§ Your task: Reproduce the listing below word for word, with no pictures.

§ Provided data:
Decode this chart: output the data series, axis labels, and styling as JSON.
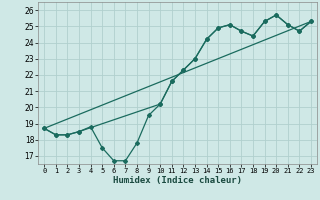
{
  "xlabel": "Humidex (Indice chaleur)",
  "xlim": [
    -0.5,
    23.5
  ],
  "ylim": [
    16.5,
    26.5
  ],
  "xticks": [
    0,
    1,
    2,
    3,
    4,
    5,
    6,
    7,
    8,
    9,
    10,
    11,
    12,
    13,
    14,
    15,
    16,
    17,
    18,
    19,
    20,
    21,
    22,
    23
  ],
  "yticks": [
    17,
    18,
    19,
    20,
    21,
    22,
    23,
    24,
    25,
    26
  ],
  "bg_color": "#cfe8e6",
  "grid_color": "#b0d0ce",
  "line_color": "#1a6b5e",
  "line1_x": [
    0,
    1,
    2,
    3,
    4,
    5,
    6,
    7,
    8,
    9,
    10,
    11,
    12,
    13,
    14,
    15,
    16,
    17,
    18,
    19,
    20,
    21,
    22,
    23
  ],
  "line1_y": [
    18.7,
    18.3,
    18.3,
    18.5,
    18.8,
    17.5,
    16.7,
    16.7,
    17.8,
    19.5,
    20.2,
    21.6,
    22.3,
    23.0,
    24.2,
    24.9,
    25.1,
    24.7,
    24.4,
    25.3,
    25.7,
    25.1,
    24.7,
    25.3
  ],
  "line2_x": [
    0,
    1,
    2,
    3,
    10,
    11,
    12,
    13,
    14,
    15,
    16,
    17,
    18,
    19,
    20,
    21,
    22,
    23
  ],
  "line2_y": [
    18.7,
    18.3,
    18.3,
    18.5,
    20.2,
    21.6,
    22.3,
    23.0,
    24.2,
    24.9,
    25.1,
    24.7,
    24.4,
    25.3,
    25.7,
    25.1,
    24.7,
    25.3
  ],
  "line3_x": [
    0,
    23
  ],
  "line3_y": [
    18.7,
    25.3
  ]
}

§ Complete output:
Decode this chart: output the data series, axis labels, and styling as JSON.
{
  "xlabel": "Humidex (Indice chaleur)",
  "xlim": [
    -0.5,
    23.5
  ],
  "ylim": [
    16.5,
    26.5
  ],
  "xticks": [
    0,
    1,
    2,
    3,
    4,
    5,
    6,
    7,
    8,
    9,
    10,
    11,
    12,
    13,
    14,
    15,
    16,
    17,
    18,
    19,
    20,
    21,
    22,
    23
  ],
  "yticks": [
    17,
    18,
    19,
    20,
    21,
    22,
    23,
    24,
    25,
    26
  ],
  "bg_color": "#cfe8e6",
  "grid_color": "#b0d0ce",
  "line_color": "#1a6b5e",
  "line1_x": [
    0,
    1,
    2,
    3,
    4,
    5,
    6,
    7,
    8,
    9,
    10,
    11,
    12,
    13,
    14,
    15,
    16,
    17,
    18,
    19,
    20,
    21,
    22,
    23
  ],
  "line1_y": [
    18.7,
    18.3,
    18.3,
    18.5,
    18.8,
    17.5,
    16.7,
    16.7,
    17.8,
    19.5,
    20.2,
    21.6,
    22.3,
    23.0,
    24.2,
    24.9,
    25.1,
    24.7,
    24.4,
    25.3,
    25.7,
    25.1,
    24.7,
    25.3
  ],
  "line2_x": [
    0,
    1,
    2,
    3,
    10,
    11,
    12,
    13,
    14,
    15,
    16,
    17,
    18,
    19,
    20,
    21,
    22,
    23
  ],
  "line2_y": [
    18.7,
    18.3,
    18.3,
    18.5,
    20.2,
    21.6,
    22.3,
    23.0,
    24.2,
    24.9,
    25.1,
    24.7,
    24.4,
    25.3,
    25.7,
    25.1,
    24.7,
    25.3
  ],
  "line3_x": [
    0,
    23
  ],
  "line3_y": [
    18.7,
    25.3
  ]
}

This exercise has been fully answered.